**Exercise requirements:** Could you return every record below without changing a word?

**Data records:**
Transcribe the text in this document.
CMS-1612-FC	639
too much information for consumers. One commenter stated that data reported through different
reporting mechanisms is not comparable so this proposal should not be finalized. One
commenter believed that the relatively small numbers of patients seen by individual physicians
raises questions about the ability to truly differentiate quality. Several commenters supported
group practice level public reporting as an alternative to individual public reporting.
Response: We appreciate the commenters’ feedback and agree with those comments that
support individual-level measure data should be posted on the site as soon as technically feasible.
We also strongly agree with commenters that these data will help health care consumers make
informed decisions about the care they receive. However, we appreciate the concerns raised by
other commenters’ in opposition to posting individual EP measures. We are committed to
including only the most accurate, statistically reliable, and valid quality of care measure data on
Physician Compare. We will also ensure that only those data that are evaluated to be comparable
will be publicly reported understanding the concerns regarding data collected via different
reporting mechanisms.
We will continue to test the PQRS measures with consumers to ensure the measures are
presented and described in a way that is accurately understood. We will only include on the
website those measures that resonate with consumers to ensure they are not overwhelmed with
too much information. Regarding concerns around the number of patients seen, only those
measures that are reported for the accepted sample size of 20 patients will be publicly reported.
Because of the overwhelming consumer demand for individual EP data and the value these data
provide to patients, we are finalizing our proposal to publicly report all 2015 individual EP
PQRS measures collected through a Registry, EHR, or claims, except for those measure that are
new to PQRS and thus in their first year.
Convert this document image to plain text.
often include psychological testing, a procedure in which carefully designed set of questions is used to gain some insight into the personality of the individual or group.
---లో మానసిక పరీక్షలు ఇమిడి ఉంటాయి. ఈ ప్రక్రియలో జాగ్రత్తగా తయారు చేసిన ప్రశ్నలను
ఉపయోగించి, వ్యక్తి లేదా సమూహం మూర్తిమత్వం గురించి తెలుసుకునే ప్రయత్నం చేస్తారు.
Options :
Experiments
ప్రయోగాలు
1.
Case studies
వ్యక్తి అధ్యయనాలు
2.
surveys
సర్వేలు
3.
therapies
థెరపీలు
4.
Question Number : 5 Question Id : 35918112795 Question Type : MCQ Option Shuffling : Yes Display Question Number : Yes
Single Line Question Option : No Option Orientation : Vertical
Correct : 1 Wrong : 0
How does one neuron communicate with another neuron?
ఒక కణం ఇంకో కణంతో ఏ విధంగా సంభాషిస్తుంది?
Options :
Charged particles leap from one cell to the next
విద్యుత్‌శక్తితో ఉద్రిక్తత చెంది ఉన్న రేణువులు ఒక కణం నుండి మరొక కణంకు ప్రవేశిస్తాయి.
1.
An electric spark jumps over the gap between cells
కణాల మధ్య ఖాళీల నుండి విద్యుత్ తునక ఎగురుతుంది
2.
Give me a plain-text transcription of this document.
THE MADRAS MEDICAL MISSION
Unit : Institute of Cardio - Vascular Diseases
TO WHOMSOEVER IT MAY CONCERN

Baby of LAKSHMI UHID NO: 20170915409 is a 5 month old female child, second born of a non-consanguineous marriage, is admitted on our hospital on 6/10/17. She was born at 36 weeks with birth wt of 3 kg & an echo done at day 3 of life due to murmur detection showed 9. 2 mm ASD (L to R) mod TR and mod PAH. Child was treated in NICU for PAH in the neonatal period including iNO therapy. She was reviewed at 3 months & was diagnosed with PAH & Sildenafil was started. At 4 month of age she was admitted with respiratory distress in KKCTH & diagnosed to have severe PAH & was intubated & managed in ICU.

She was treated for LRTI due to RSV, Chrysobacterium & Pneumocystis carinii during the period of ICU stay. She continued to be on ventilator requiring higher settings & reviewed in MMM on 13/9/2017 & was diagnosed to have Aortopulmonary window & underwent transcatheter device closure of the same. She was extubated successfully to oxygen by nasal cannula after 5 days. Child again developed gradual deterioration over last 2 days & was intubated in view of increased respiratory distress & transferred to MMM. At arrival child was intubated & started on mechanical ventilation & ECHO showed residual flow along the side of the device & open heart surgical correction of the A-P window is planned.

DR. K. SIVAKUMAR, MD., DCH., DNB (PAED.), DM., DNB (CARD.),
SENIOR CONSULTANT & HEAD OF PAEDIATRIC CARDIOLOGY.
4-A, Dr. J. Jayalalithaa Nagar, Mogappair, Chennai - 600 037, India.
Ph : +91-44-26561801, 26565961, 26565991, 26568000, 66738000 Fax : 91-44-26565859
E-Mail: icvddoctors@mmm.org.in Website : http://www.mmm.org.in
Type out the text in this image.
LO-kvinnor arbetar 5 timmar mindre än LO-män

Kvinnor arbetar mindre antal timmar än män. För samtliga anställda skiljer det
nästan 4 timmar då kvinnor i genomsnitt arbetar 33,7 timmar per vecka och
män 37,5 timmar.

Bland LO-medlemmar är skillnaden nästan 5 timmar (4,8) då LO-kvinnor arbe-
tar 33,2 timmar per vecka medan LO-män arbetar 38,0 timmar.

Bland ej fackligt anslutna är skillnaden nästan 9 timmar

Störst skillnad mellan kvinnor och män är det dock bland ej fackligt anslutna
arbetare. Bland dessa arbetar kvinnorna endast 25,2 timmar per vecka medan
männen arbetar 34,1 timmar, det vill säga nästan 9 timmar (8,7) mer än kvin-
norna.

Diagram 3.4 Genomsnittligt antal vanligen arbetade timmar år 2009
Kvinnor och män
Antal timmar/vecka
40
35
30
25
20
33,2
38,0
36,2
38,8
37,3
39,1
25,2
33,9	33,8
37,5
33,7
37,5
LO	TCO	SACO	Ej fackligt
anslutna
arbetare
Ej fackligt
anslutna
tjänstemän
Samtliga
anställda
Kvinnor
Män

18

**Final answer:**
Transcribe the text in this document.
CMS-1612-FC	639
too much information for consumers. One commenter stated that data reported through different
reporting mechanisms is not comparable so this proposal should not be finalized. One
commenter believed that the relatively small numbers of patients seen by individual physicians
raises questions about the ability to truly differentiate quality. Several commenters supported
group practice level public reporting as an alternative to individual public reporting.
Response: We appreciate the commenters’ feedback and agree with those comments that
support individual-level measure data should be posted on the site as soon as technically feasible.
We also strongly agree with commenters that these data will help health care consumers make
informed decisions about the care they receive. However, we appreciate the concerns raised by
other commenters’ in opposition to posting individual EP measures. We are committed to
including only the most accurate, statistically reliable, and valid quality of care measure data on
Physician Compare. We will also ensure that only those data that are evaluated to be comparable
will be publicly reported understanding the concerns regarding data collected via different
reporting mechanisms.
We will continue to test the PQRS measures with consumers to ensure the measures are
presented and described in a way that is accurately understood. We will only include on the
website those measures that resonate with consumers to ensure they are not overwhelmed with
too much information. Regarding concerns around the number of patients seen, only those
measures that are reported for the accepted sample size of 20 patients will be publicly reported.
Because of the overwhelming consumer demand for individual EP data and the value these data
provide to patients, we are finalizing our proposal to publicly report all 2015 individual EP
PQRS measures collected through a Registry, EHR, or claims, except for those measure that are
new to PQRS and thus in their first year.
Convert this document image to plain text.
often include psychological testing, a procedure in which carefully designed set of questions is used to gain some insight into the personality of the individual or group.
---లో మానసిక పరీక్షలు ఇమిడి ఉంటాయి. ఈ ప్రక్రియలో జాగ్రత్తగా తయారు చేసిన ప్రశ్నలను
ఉపయోగించి, వ్యక్తి లేదా సమూహం మూర్తిమత్వం గురించి తెలుసుకునే ప్రయత్నం చేస్తారు.
Options :
Experiments
ప్రయోగాలు
1.
Case studies
వ్యక్తి అధ్యయనాలు
2.
surveys
సర్వేలు
3.
therapies
థెరపీలు
4.
Question Number : 5 Question Id : 35918112795 Question Type : MCQ Option Shuffling : Yes Display Question Number : Yes
Single Line Question Option : No Option Orientation : Vertical
Correct : 1 Wrong : 0
How does one neuron communicate with another neuron?
ఒక కణం ఇంకో కణంతో ఏ విధంగా సంభాషిస్తుంది?
Options :
Charged particles leap from one cell to the next
విద్యుత్‌శక్తితో ఉద్రిక్తత చెంది ఉన్న రేణువులు ఒక కణం నుండి మరొక కణంకు ప్రవేశిస్తాయి.
1.
An electric spark jumps over the gap between cells
కణాల మధ్య ఖాళీల నుండి విద్యుత్ తునక ఎగురుతుంది
2.
Give me a plain-text transcription of this document.
THE MADRAS MEDICAL MISSION
Unit : Institute of Cardio - Vascular Diseases
TO WHOMSOEVER IT MAY CONCERN

Baby of LAKSHMI UHID NO: 20170915409 is a 5 month old female child, second born of a non-consanguineous marriage, is admitted on our hospital on 6/10/17. She was born at 36 weeks with birth wt of 3 kg & an echo done at day 3 of life due to murmur detection showed 9. 2 mm ASD (L to R) mod TR and mod PAH. Child was treated in NICU for PAH in the neonatal period including iNO therapy. She was reviewed at 3 months & was diagnosed with PAH & Sildenafil was started. At 4 month of age she was admitted with respiratory distress in KKCTH & diagnosed to have severe PAH & was intubated & managed in ICU.

She was treated for LRTI due to RSV, Chrysobacterium & Pneumocystis carinii during the period of ICU stay. She continued to be on ventilator requiring higher settings & reviewed in MMM on 13/9/2017 & was diagnosed to have Aortopulmonary window & underwent transcatheter device closure of the same. She was extubated successfully to oxygen by nasal cannula after 5 days. Child again developed gradual deterioration over last 2 days & was intubated in view of increased respiratory distress & transferred to MMM. At arrival child was intubated & started on mechanical ventilation & ECHO showed residual flow along the side of the device & open heart surgical correction of the A-P window is planned.

DR. K. SIVAKUMAR, MD., DCH., DNB (PAED.), DM., DNB (CARD.),
SENIOR CONSULTANT & HEAD OF PAEDIATRIC CARDIOLOGY.
4-A, Dr. J. Jayalalithaa Nagar, Mogappair, Chennai - 600 037, India.
Ph : +91-44-26561801, 26565961, 26565991, 26568000, 66738000 Fax : 91-44-26565859
E-Mail: icvddoctors@mmm.org.in Website : http://www.mmm.org.in
Type out the text in this image.
LO-kvinnor arbetar 5 timmar mindre än LO-män

Kvinnor arbetar mindre antal timmar än män. För samtliga anställda skiljer det
nästan 4 timmar då kvinnor i genomsnitt arbetar 33,7 timmar per vecka och
män 37,5 timmar.

Bland LO-medlemmar är skillnaden nästan 5 timmar (4,8) då LO-kvinnor arbe-
tar 33,2 timmar per vecka medan LO-män arbetar 38,0 timmar.

Bland ej fackligt anslutna är skillnaden nästan 9 timmar

Störst skillnad mellan kvinnor och män är det dock bland ej fackligt anslutna
arbetare. Bland dessa arbetar kvinnorna endast 25,2 timmar per vecka medan
männen arbetar 34,1 timmar, det vill säga nästan 9 timmar (8,7) mer än kvin-
norna.

Diagram 3.4 Genomsnittligt antal vanligen arbetade timmar år 2009
Kvinnor och män
Antal timmar/vecka
40
35
30
25
20
33,2
38,0
36,2
38,8
37,3
39,1
25,2
33,9	33,8
37,5
33,7
37,5
LO	TCO	SACO	Ej fackligt
anslutna
arbetare
Ej fackligt
anslutna
tjänstemän
Samtliga
anställda
Kvinnor
Män

18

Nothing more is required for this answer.